» WHAT IS NEEDED: State the number of lines that include the string "Rate", and write nothing else.

» LISTED ENTRIES:
_ _ _ _ _

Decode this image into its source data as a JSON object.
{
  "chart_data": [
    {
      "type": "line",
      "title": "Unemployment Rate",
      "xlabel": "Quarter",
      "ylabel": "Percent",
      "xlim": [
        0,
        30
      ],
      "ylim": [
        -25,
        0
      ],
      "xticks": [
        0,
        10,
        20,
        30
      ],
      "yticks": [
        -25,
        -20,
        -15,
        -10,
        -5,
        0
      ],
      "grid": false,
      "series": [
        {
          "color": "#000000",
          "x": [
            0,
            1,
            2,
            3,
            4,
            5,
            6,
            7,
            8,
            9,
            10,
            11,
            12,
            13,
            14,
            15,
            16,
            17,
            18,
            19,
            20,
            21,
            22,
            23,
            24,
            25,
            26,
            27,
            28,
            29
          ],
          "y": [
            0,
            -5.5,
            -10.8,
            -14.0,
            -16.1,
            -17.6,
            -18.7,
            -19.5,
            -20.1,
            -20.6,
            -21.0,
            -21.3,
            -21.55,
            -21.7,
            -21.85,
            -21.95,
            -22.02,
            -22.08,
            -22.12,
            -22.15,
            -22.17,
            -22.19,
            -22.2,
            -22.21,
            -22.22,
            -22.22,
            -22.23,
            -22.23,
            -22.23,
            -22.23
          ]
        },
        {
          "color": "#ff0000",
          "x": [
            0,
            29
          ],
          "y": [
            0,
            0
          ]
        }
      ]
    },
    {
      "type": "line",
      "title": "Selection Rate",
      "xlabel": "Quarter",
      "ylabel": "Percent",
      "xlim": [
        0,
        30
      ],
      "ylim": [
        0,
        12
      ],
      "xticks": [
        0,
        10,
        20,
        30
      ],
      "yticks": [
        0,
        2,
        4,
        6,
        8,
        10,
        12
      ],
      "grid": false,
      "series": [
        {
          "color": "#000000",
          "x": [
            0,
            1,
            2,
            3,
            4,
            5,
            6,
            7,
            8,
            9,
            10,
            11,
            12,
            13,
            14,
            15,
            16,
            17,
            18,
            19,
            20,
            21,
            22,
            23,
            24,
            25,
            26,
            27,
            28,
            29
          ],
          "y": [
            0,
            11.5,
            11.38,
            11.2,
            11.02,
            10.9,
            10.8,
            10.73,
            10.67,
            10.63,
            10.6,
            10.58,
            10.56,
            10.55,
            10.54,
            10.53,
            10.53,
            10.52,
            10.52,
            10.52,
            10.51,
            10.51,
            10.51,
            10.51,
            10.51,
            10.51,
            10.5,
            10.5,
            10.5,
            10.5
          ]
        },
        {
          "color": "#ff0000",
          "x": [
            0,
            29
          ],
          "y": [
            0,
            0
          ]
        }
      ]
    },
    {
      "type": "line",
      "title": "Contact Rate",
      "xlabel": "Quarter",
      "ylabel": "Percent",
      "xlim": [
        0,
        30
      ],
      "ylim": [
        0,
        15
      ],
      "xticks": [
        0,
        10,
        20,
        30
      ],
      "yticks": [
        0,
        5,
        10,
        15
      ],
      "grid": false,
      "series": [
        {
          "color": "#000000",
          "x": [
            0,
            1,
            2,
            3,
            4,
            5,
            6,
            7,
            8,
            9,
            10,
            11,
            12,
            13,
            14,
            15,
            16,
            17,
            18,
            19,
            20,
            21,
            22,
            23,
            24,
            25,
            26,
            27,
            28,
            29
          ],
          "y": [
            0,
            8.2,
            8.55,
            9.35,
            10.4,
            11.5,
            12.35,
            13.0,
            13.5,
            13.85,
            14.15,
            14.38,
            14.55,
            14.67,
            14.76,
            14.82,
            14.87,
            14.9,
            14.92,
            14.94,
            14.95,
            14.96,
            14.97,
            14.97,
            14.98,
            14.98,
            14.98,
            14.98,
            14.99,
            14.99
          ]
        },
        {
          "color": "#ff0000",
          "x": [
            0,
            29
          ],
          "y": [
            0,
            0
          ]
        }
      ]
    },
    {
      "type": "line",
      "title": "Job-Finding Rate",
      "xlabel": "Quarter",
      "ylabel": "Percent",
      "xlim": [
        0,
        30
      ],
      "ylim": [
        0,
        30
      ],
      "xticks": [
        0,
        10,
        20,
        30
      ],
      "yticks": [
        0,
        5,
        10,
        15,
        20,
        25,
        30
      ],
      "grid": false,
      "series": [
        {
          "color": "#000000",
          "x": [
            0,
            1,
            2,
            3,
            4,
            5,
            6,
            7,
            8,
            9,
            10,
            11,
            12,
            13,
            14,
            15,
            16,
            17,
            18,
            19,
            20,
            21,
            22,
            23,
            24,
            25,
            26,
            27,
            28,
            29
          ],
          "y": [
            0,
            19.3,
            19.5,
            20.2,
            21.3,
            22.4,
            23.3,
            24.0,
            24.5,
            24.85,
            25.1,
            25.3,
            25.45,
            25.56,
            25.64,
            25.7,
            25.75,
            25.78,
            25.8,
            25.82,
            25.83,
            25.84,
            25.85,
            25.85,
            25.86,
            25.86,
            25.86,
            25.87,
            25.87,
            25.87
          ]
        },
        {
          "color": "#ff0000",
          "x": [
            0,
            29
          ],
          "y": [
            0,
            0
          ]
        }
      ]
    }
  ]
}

_ _ _ _ _

» WORKED SOLUTION: 4